-------- LISTED ENTRIES

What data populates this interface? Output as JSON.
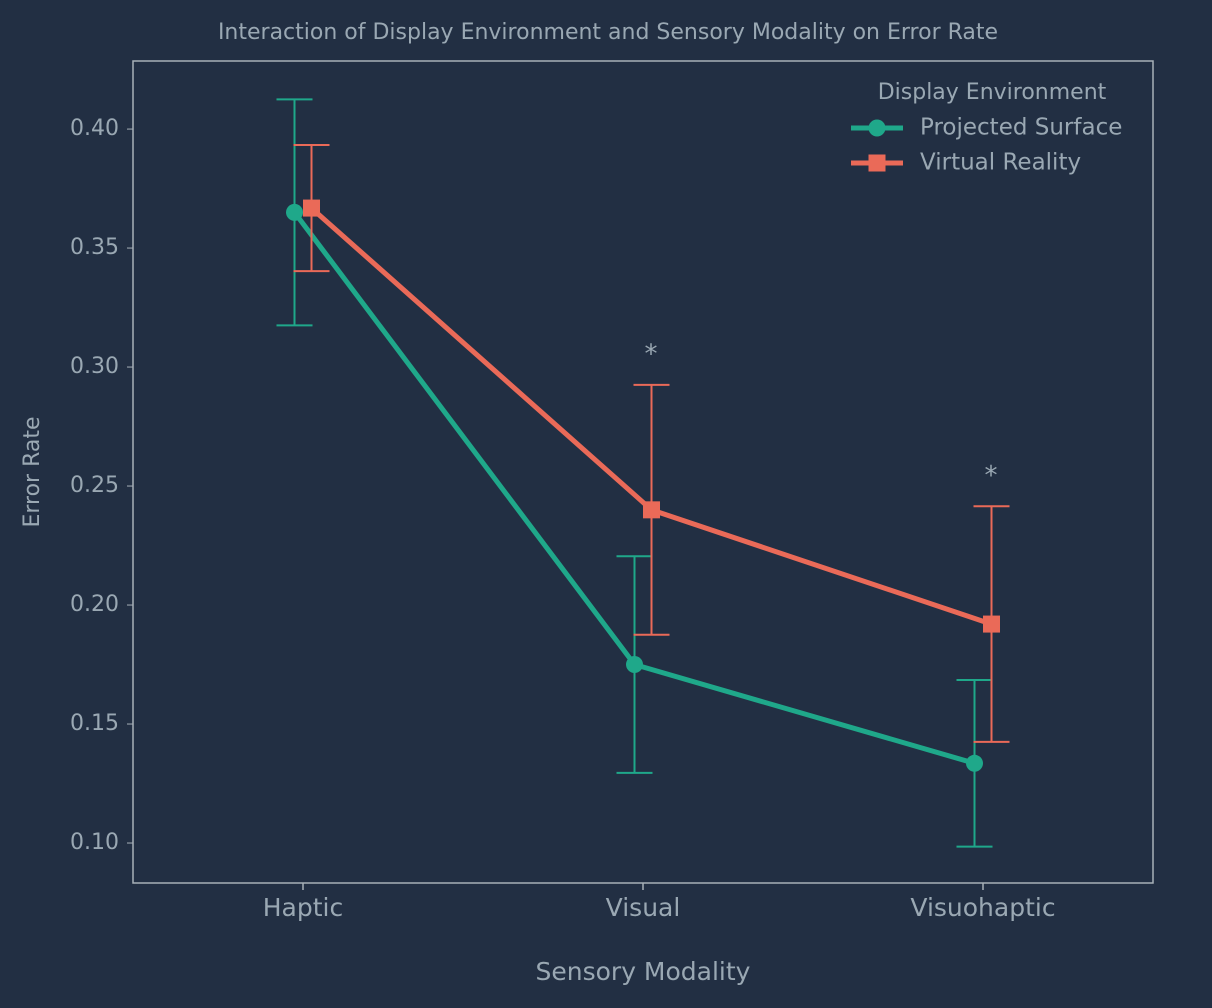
{
  "chart_data": {
    "type": "line",
    "title": "Interaction of Display Environment and Sensory Modality on Error Rate",
    "x_label": "Sensory Modality",
    "y_label": "Error Rate",
    "categories": [
      "Haptic",
      "Visual",
      "Visuohaptic"
    ],
    "series": [
      {
        "name": "Projected Surface",
        "color": "#1fa88a",
        "marker": "circle",
        "values": [
          0.365,
          0.175,
          0.1335
        ],
        "errors": [
          0.0475,
          0.0455,
          0.035
        ]
      },
      {
        "name": "Virtual Reality",
        "color": "#ea6a58",
        "marker": "square",
        "values": [
          0.3668,
          0.24,
          0.192
        ],
        "errors": [
          0.0265,
          0.0525,
          0.0495
        ]
      }
    ],
    "legend_title": "Display Environment",
    "legend": "upper right",
    "annotations": [
      {
        "text": "*",
        "category": "Visual"
      },
      {
        "text": "*",
        "category": "Visuohaptic"
      }
    ],
    "ylim": [
      0.0832,
      0.4286
    ],
    "yticks": [
      {
        "value": 0.1,
        "label": "0.10"
      },
      {
        "value": 0.15,
        "label": "0.15"
      },
      {
        "value": 0.2,
        "label": "0.20"
      },
      {
        "value": 0.25,
        "label": "0.25"
      },
      {
        "value": 0.3,
        "label": "0.30"
      },
      {
        "value": 0.35,
        "label": "0.35"
      },
      {
        "value": 0.4,
        "label": "0.40"
      }
    ],
    "grid": false
  }
}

----------------

— OBJECTIVE —
Write out each line of the data that holds the string "Sensory".

— SOLUTION TO THIS TASK —
    "title": "Interaction of Display Environment and Sensory Modality on Error Rate",
    "x_label": "Sensory Modality",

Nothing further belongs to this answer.